begin Dataset excerpts

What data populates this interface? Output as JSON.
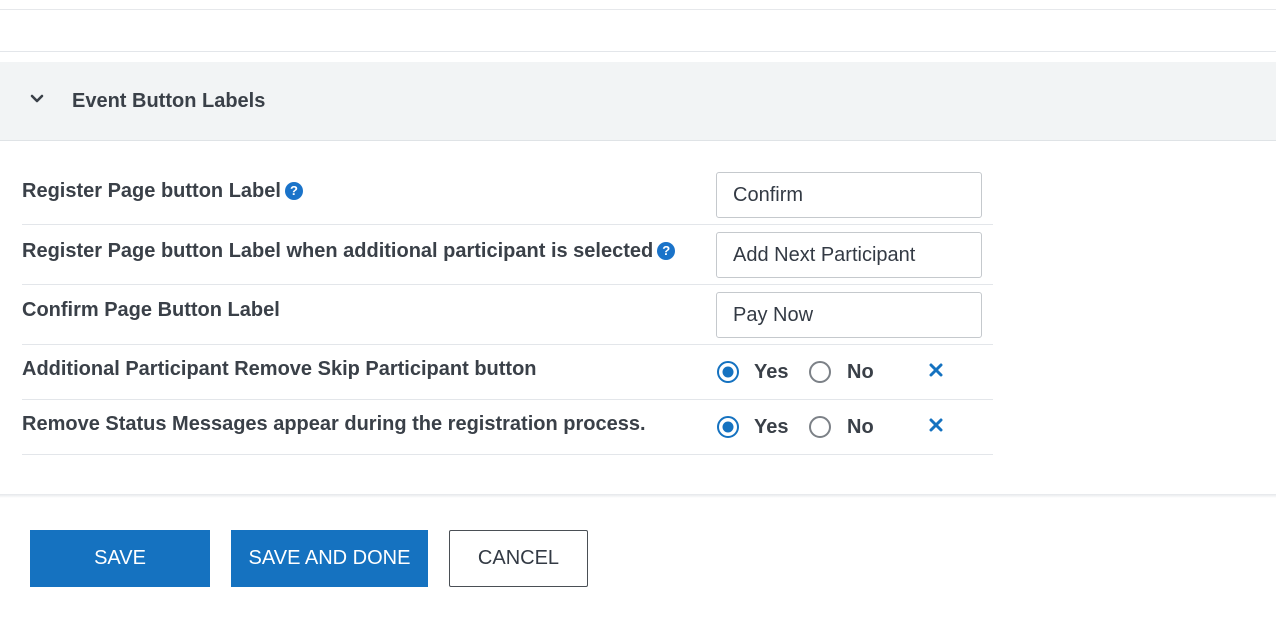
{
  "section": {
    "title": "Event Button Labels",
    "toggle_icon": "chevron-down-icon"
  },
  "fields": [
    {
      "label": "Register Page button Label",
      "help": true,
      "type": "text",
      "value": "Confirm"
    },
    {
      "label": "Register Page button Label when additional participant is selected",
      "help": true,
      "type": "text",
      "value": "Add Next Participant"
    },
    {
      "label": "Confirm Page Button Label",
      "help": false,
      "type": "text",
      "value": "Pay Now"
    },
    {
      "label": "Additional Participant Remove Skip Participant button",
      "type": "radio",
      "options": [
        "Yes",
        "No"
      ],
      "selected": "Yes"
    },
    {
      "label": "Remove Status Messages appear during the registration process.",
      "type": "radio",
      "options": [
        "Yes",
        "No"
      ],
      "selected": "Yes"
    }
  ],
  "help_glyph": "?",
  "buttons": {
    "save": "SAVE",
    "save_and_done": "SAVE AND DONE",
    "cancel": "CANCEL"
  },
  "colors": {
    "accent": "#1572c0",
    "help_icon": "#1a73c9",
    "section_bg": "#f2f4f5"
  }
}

end Dataset excerpts

* **Exercise task**
Find every line in the records that contains the word "value"; copy those lines.

* **Task answer**
      "value": "Confirm"
      "value": "Add Next Participant"
      "value": "Pay Now"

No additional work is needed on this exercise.